- _What you will do_
Please give the listing again in its entirety, exactly as written.

>> BEGIN Extracted material

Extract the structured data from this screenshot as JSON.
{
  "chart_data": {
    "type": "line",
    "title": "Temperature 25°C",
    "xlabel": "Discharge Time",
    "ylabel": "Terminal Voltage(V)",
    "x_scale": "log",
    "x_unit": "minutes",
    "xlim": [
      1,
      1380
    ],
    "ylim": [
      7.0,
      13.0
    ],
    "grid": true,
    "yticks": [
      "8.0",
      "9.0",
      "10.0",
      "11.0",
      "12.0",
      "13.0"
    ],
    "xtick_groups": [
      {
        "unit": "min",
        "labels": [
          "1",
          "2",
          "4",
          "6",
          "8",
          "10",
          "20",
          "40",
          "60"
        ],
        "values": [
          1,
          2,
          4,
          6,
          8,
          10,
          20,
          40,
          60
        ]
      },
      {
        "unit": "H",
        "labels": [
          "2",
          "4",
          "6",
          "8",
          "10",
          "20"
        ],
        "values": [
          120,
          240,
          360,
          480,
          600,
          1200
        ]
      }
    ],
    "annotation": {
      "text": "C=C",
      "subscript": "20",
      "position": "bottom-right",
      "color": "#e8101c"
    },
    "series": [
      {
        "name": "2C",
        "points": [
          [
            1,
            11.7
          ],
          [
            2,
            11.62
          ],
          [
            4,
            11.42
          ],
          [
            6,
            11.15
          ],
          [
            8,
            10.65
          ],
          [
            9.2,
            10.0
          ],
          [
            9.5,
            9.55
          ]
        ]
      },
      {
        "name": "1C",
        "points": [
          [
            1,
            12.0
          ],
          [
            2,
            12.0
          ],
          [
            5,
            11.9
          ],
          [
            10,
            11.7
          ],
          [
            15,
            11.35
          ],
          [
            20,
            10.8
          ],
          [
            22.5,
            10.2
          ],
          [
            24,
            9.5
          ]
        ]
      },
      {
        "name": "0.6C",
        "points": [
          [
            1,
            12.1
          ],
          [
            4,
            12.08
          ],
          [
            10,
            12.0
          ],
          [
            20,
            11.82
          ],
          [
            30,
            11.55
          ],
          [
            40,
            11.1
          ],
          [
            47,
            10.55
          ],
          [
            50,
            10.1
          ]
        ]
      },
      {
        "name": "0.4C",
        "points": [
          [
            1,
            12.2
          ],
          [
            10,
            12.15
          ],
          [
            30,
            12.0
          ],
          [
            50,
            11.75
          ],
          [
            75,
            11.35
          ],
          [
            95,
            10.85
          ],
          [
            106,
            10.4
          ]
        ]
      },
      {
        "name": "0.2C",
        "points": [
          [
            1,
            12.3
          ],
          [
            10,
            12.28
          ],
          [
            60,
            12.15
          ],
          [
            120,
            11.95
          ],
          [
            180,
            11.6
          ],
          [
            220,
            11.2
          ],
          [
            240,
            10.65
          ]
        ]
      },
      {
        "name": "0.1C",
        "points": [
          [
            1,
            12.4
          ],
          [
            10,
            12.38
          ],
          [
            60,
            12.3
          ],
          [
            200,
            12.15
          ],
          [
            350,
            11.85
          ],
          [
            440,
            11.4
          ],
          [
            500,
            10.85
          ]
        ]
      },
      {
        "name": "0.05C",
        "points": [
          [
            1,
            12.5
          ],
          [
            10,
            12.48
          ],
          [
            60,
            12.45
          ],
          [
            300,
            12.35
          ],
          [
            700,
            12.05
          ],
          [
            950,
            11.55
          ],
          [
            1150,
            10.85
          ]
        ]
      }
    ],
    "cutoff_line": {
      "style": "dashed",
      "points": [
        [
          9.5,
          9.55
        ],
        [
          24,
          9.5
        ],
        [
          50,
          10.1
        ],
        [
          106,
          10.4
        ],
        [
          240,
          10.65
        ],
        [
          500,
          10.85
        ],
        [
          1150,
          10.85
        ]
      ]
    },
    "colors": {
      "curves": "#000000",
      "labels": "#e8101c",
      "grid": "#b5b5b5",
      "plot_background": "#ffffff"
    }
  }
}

>> END Extracted material

- _Full response_
Extract the structured data from this screenshot as JSON.
{
  "chart_data": {
    "type": "line",
    "title": "Temperature 25°C",
    "xlabel": "Discharge Time",
    "ylabel": "Terminal Voltage(V)",
    "x_scale": "log",
    "x_unit": "minutes",
    "xlim": [
      1,
      1380
    ],
    "ylim": [
      7.0,
      13.0
    ],
    "grid": true,
    "yticks": [
      "8.0",
      "9.0",
      "10.0",
      "11.0",
      "12.0",
      "13.0"
    ],
    "xtick_groups": [
      {
        "unit": "min",
        "labels": [
          "1",
          "2",
          "4",
          "6",
          "8",
          "10",
          "20",
          "40",
          "60"
        ],
        "values": [
          1,
          2,
          4,
          6,
          8,
          10,
          20,
          40,
          60
        ]
      },
      {
        "unit": "H",
        "labels": [
          "2",
          "4",
          "6",
          "8",
          "10",
          "20"
        ],
        "values": [
          120,
          240,
          360,
          480,
          600,
          1200
        ]
      }
    ],
    "annotation": {
      "text": "C=C",
      "subscript": "20",
      "position": "bottom-right",
      "color": "#e8101c"
    },
    "series": [
      {
        "name": "2C",
        "points": [
          [
            1,
            11.7
          ],
          [
            2,
            11.62
          ],
          [
            4,
            11.42
          ],
          [
            6,
            11.15
          ],
          [
            8,
            10.65
          ],
          [
            9.2,
            10.0
          ],
          [
            9.5,
            9.55
          ]
        ]
      },
      {
        "name": "1C",
        "points": [
          [
            1,
            12.0
          ],
          [
            2,
            12.0
          ],
          [
            5,
            11.9
          ],
          [
            10,
            11.7
          ],
          [
            15,
            11.35
          ],
          [
            20,
            10.8
          ],
          [
            22.5,
            10.2
          ],
          [
            24,
            9.5
          ]
        ]
      },
      {
        "name": "0.6C",
        "points": [
          [
            1,
            12.1
          ],
          [
            4,
            12.08
          ],
          [
            10,
            12.0
          ],
          [
            20,
            11.82
          ],
          [
            30,
            11.55
          ],
          [
            40,
            11.1
          ],
          [
            47,
            10.55
          ],
          [
            50,
            10.1
          ]
        ]
      },
      {
        "name": "0.4C",
        "points": [
          [
            1,
            12.2
          ],
          [
            10,
            12.15
          ],
          [
            30,
            12.0
          ],
          [
            50,
            11.75
          ],
          [
            75,
            11.35
          ],
          [
            95,
            10.85
          ],
          [
            106,
            10.4
          ]
        ]
      },
      {
        "name": "0.2C",
        "points": [
          [
            1,
            12.3
          ],
          [
            10,
            12.28
          ],
          [
            60,
            12.15
          ],
          [
            120,
            11.95
          ],
          [
            180,
            11.6
          ],
          [
            220,
            11.2
          ],
          [
            240,
            10.65
          ]
        ]
      },
      {
        "name": "0.1C",
        "points": [
          [
            1,
            12.4
          ],
          [
            10,
            12.38
          ],
          [
            60,
            12.3
          ],
          [
            200,
            12.15
          ],
          [
            350,
            11.85
          ],
          [
            440,
            11.4
          ],
          [
            500,
            10.85
          ]
        ]
      },
      {
        "name": "0.05C",
        "points": [
          [
            1,
            12.5
          ],
          [
            10,
            12.48
          ],
          [
            60,
            12.45
          ],
          [
            300,
            12.35
          ],
          [
            700,
            12.05
          ],
          [
            950,
            11.55
          ],
          [
            1150,
            10.85
          ]
        ]
      }
    ],
    "cutoff_line": {
      "style": "dashed",
      "points": [
        [
          9.5,
          9.55
        ],
        [
          24,
          9.5
        ],
        [
          50,
          10.1
        ],
        [
          106,
          10.4
        ],
        [
          240,
          10.65
        ],
        [
          500,
          10.85
        ],
        [
          1150,
          10.85
        ]
      ]
    },
    "colors": {
      "curves": "#000000",
      "labels": "#e8101c",
      "grid": "#b5b5b5",
      "plot_background": "#ffffff"
    }
  }
}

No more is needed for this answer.